Aim of the exercise |
Gather up the lines that contain "شرعی".

[Some records]
^^^^^^^^^^^^^^^^

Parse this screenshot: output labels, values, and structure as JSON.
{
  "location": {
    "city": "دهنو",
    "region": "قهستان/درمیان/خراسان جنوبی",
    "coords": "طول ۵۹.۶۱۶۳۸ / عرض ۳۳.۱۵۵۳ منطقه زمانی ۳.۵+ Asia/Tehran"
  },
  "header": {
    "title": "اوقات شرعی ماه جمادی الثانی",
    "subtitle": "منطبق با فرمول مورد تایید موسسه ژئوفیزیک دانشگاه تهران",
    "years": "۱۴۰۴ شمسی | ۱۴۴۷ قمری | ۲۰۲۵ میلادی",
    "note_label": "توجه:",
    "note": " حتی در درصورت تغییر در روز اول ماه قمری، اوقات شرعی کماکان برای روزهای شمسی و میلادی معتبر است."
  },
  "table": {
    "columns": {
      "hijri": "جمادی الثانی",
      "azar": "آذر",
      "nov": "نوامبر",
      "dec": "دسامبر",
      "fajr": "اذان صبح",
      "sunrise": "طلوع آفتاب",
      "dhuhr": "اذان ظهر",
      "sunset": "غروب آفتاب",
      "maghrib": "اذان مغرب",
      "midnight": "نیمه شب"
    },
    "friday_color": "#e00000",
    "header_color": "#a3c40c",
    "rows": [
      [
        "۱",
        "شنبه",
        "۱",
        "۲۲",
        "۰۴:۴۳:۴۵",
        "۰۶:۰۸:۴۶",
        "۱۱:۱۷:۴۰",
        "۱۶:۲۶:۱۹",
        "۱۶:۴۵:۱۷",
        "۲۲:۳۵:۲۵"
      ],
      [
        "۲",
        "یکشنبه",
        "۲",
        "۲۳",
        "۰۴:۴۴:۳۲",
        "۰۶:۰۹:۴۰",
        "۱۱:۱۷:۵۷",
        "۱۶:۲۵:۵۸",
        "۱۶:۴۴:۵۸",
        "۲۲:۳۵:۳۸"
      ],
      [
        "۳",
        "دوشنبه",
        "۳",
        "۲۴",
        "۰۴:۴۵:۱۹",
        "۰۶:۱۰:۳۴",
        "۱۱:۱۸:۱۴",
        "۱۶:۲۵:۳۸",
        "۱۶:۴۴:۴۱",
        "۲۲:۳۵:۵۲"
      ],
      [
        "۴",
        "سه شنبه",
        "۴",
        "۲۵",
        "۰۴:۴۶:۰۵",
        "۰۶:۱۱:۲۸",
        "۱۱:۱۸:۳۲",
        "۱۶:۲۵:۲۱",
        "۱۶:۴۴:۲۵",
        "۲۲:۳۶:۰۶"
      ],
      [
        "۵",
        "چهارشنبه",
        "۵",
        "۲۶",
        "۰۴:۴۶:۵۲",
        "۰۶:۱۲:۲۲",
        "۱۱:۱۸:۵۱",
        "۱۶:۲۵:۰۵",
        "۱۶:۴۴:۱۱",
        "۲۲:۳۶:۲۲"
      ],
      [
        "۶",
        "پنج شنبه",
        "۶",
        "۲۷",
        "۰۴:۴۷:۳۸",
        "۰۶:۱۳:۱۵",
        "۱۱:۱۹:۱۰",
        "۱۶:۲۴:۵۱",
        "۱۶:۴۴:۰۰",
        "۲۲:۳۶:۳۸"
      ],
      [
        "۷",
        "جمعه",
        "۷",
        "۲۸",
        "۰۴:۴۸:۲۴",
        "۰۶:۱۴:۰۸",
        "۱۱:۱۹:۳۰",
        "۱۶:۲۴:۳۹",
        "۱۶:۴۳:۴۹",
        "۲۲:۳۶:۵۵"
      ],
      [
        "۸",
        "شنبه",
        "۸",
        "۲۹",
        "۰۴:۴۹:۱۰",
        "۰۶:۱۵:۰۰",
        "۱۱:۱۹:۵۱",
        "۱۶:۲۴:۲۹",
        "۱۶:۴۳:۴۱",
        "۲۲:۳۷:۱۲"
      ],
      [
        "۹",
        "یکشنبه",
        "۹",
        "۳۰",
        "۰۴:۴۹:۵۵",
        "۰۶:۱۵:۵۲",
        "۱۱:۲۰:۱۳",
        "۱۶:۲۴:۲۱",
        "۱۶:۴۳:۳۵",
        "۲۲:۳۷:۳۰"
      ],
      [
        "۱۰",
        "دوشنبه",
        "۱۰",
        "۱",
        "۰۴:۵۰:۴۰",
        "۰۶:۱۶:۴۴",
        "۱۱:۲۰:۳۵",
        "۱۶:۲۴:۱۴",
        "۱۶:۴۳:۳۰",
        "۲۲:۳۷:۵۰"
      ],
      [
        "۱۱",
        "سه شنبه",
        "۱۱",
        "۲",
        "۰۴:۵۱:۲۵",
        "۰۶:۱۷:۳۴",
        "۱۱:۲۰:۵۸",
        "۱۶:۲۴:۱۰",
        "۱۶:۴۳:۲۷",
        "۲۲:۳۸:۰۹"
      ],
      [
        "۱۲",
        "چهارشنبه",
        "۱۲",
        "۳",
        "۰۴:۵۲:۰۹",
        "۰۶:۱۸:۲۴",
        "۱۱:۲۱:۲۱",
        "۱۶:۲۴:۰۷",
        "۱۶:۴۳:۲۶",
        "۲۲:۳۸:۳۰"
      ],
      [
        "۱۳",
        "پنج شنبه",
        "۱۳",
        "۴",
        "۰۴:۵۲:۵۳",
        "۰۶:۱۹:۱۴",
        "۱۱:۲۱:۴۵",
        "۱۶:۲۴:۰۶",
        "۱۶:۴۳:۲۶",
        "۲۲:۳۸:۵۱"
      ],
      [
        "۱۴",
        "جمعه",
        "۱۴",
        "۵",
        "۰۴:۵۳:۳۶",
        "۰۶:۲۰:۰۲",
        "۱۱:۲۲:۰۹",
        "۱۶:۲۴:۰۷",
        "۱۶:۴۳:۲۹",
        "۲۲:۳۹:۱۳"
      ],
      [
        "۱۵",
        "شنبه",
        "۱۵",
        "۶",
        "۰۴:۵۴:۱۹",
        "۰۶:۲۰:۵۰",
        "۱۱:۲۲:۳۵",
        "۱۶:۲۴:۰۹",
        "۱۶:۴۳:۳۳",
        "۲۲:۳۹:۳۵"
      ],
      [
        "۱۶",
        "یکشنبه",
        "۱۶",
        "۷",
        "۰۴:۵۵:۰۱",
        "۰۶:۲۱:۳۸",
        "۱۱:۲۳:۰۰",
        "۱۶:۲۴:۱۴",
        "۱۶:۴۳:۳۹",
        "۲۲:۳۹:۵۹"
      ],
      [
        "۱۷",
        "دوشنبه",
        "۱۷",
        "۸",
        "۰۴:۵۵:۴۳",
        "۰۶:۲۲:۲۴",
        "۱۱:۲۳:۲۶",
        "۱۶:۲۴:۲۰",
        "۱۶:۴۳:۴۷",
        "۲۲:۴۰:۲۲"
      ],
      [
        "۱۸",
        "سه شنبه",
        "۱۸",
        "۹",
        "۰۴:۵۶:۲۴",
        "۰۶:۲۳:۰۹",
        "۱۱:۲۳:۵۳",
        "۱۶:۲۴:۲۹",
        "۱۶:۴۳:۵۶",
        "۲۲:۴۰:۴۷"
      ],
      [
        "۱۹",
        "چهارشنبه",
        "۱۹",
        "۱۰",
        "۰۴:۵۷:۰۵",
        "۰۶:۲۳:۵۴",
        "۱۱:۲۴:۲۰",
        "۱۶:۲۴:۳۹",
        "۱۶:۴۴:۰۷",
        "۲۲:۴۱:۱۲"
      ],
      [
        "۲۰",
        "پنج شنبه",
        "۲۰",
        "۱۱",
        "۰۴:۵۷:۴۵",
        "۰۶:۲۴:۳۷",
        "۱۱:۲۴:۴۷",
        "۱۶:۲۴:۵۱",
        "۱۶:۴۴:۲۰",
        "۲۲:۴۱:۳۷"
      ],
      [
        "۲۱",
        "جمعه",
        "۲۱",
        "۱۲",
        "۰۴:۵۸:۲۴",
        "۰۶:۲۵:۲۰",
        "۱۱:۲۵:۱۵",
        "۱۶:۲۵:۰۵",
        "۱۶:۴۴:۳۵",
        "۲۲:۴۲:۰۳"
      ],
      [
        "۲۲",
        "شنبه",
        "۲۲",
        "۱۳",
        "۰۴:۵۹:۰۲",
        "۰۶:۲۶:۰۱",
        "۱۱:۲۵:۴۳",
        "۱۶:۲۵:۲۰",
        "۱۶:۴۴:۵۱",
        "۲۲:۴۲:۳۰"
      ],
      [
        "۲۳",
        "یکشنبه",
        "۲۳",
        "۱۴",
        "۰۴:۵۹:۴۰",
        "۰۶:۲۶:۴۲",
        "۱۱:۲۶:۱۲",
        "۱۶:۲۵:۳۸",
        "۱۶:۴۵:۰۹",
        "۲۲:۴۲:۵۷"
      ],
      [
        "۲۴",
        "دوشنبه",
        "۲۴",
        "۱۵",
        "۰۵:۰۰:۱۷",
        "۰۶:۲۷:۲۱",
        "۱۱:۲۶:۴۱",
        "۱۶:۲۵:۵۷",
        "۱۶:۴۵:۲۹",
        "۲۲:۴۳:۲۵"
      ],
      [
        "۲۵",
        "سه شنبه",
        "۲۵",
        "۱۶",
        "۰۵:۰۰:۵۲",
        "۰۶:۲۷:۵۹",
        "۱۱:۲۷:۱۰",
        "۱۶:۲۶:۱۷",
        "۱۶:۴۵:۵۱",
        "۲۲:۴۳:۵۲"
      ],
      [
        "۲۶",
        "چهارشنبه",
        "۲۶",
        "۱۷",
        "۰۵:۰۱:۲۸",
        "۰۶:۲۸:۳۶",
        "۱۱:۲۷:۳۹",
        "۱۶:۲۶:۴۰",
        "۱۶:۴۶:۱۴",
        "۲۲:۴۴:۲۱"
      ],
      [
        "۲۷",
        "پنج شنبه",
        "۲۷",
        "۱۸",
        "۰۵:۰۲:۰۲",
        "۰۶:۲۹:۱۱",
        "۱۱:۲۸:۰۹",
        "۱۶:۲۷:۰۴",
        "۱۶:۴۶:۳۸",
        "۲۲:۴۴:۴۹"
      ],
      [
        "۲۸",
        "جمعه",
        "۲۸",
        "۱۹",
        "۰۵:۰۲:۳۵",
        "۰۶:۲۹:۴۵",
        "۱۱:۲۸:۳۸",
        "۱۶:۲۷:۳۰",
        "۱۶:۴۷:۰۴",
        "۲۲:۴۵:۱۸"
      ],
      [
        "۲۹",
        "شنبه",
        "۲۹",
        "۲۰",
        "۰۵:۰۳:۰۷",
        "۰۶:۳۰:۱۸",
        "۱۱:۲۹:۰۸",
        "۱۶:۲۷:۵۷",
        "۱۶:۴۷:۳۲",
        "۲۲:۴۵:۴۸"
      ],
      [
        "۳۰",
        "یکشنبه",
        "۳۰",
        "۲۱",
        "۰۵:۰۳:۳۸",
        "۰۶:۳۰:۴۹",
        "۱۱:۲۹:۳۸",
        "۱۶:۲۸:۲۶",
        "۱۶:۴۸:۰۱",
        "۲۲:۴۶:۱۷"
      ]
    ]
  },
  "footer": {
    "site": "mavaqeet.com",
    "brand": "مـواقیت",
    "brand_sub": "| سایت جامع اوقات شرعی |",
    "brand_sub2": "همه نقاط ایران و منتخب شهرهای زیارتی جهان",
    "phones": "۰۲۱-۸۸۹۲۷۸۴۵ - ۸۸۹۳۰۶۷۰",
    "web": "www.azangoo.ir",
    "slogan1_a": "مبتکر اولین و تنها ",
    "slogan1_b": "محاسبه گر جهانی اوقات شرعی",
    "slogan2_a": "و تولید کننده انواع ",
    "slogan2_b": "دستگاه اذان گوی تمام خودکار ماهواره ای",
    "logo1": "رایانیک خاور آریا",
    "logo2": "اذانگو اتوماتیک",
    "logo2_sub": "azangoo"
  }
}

^^^^^^^^^^^^^^^^

Solved problem |
    "title": "اوقات شرعی ماه جمادی الثانی",
    "note": " حتی در درصورت تغییر در روز اول ماه قمری، اوقات شرعی کماکان برای روزهای شمسی و میلادی معتبر است."
    "brand_sub": "| سایت جامع اوقات شرعی |",
    "slogan1_b": "محاسبه گر جهانی اوقات شرعی",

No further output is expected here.